• _Challenge_
Lift out each line of the data that holds "content".

• _Data listing_

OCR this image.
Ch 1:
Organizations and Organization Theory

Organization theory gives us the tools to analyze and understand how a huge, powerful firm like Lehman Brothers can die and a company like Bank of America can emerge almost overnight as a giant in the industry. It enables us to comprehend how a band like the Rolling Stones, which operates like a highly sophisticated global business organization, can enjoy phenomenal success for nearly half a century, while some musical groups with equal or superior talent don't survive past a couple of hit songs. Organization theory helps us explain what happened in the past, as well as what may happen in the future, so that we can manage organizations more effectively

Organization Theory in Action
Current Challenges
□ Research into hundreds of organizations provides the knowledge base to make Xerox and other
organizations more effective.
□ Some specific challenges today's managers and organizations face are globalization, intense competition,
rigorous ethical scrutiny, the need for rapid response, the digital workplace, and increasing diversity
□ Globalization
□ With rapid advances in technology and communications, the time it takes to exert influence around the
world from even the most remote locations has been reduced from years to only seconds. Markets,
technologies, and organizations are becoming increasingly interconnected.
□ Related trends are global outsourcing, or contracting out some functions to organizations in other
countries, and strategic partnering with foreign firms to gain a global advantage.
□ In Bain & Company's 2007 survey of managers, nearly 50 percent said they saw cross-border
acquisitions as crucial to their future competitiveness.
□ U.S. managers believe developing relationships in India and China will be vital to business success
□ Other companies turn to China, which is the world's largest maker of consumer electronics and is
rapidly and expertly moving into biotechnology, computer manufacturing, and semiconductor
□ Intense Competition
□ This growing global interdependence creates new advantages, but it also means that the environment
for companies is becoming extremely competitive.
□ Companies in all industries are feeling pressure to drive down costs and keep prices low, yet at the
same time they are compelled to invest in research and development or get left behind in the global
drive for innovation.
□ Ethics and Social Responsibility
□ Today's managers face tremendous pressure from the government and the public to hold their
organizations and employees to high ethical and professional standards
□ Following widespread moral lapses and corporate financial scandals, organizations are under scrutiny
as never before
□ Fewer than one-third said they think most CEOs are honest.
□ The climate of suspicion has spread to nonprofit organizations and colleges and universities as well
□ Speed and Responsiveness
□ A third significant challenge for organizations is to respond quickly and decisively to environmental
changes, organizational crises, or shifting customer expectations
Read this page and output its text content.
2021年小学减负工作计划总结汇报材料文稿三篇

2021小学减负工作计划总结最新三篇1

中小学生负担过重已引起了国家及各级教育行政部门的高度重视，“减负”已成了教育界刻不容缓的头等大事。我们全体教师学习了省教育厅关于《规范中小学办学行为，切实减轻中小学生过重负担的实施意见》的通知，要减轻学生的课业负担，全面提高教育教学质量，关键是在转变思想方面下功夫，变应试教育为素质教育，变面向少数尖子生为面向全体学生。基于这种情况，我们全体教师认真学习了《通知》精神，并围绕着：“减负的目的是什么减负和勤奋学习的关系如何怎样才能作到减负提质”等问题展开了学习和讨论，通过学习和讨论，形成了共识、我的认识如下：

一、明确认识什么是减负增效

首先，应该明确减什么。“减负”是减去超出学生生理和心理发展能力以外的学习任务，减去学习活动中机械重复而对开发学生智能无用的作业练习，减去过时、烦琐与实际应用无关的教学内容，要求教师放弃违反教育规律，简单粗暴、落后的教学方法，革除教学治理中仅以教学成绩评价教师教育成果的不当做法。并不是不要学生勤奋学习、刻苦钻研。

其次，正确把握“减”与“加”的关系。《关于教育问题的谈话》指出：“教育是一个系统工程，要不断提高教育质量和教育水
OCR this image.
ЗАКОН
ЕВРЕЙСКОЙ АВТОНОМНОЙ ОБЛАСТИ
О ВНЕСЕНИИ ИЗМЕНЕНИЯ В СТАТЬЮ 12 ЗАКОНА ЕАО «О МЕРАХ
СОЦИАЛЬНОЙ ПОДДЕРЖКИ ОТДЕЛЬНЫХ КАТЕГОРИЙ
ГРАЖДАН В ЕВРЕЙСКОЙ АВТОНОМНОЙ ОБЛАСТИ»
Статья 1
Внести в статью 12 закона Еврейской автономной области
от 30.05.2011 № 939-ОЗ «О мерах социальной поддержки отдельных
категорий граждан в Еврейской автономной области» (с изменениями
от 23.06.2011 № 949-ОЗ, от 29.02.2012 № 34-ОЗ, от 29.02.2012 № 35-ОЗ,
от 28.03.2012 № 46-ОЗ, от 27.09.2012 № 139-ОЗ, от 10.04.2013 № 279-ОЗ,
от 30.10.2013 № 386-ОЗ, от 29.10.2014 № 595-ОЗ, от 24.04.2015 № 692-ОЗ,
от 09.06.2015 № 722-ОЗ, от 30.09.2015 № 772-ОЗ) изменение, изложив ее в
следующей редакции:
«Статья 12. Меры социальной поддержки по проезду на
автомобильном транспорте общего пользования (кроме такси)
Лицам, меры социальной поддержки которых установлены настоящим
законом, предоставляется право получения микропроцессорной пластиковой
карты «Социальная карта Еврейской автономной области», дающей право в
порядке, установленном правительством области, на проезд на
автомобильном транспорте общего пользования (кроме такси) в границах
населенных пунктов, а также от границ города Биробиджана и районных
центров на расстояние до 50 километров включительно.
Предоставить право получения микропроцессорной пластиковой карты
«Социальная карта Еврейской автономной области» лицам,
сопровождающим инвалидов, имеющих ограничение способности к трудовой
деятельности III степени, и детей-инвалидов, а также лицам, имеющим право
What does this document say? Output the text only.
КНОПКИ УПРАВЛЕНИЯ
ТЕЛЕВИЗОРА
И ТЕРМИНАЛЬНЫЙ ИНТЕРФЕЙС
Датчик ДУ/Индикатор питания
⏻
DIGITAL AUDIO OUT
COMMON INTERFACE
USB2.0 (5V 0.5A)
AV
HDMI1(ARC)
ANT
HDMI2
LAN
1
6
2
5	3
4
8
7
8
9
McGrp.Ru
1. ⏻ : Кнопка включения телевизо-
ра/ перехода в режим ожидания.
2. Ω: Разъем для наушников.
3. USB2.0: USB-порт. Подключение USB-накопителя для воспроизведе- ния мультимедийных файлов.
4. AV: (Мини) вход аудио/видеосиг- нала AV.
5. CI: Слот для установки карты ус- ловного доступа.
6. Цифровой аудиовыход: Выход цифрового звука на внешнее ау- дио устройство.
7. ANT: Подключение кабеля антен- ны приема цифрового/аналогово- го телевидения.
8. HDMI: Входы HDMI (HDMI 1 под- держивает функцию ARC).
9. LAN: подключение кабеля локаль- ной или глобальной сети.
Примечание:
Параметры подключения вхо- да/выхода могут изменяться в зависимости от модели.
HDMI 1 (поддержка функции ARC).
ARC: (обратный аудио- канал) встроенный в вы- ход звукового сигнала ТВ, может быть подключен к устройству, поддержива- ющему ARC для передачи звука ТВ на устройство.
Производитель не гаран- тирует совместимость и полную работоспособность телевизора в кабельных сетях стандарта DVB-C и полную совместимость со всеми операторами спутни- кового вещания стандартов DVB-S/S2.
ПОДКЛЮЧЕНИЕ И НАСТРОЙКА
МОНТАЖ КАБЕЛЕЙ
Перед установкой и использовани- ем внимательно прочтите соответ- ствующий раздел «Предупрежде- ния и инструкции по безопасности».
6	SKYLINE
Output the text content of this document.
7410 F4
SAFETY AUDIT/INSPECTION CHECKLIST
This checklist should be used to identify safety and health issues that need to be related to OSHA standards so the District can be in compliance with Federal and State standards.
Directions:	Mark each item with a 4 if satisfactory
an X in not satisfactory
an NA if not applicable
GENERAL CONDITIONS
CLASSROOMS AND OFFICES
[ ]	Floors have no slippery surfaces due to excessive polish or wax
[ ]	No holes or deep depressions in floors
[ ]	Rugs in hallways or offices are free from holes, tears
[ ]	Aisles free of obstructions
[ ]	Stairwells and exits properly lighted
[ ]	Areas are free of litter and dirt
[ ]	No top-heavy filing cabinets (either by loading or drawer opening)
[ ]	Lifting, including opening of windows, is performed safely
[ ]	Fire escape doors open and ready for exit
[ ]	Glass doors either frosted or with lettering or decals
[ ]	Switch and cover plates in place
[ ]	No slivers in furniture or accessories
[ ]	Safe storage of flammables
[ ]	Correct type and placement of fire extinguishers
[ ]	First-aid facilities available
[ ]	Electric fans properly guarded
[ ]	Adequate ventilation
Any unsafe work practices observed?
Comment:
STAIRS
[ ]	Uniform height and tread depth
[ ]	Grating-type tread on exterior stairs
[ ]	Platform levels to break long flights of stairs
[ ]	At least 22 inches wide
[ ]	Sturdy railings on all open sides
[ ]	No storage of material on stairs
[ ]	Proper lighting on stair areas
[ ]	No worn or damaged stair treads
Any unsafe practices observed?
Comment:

• _Response_
Read this page and output its text content.
Output the text content of this document.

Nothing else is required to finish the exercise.